▸ **Brief**
Pick out each row below that contains the string "protection", matching case exactly.

## START Records shown

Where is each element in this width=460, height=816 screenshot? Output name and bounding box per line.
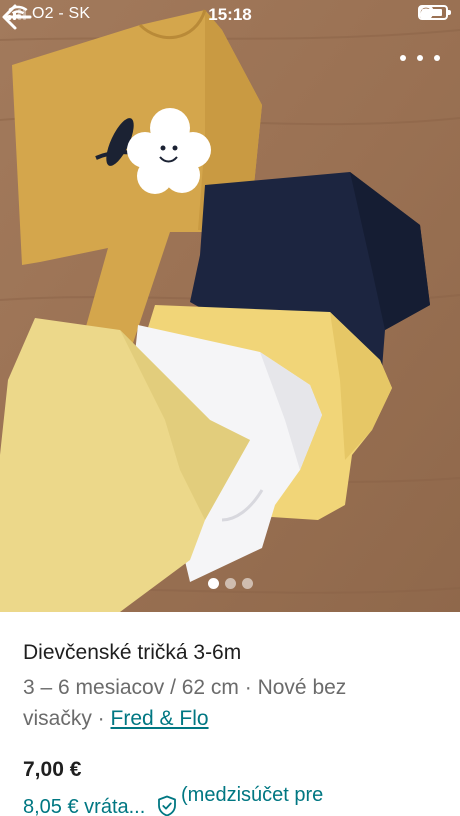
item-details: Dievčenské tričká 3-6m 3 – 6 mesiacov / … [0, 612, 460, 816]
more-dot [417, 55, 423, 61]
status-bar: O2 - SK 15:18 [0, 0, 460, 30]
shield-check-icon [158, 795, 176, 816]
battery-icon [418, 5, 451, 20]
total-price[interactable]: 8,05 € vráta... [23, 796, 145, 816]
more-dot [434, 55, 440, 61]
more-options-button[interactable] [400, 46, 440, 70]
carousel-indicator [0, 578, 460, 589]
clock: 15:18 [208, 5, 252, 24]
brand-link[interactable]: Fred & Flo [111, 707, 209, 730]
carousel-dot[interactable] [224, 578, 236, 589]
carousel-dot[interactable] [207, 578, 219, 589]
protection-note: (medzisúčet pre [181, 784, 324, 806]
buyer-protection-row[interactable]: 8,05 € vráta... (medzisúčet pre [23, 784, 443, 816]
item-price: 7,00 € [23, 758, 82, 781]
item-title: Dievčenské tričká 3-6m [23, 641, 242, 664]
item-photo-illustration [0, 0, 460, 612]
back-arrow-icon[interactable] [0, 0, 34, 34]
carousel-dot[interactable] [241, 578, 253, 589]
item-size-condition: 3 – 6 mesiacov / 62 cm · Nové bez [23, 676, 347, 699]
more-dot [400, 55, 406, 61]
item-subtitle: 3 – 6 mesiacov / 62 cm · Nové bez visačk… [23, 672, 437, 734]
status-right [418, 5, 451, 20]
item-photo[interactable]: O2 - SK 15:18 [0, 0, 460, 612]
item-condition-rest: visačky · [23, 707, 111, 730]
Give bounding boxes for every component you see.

## END Records shown

▸ **Task response**
protection-note: (medzisúčet pre [181, 784, 324, 806]
buyer-protection-row[interactable]: 8,05 € vráta... (medzisúčet pre [23, 784, 443, 816]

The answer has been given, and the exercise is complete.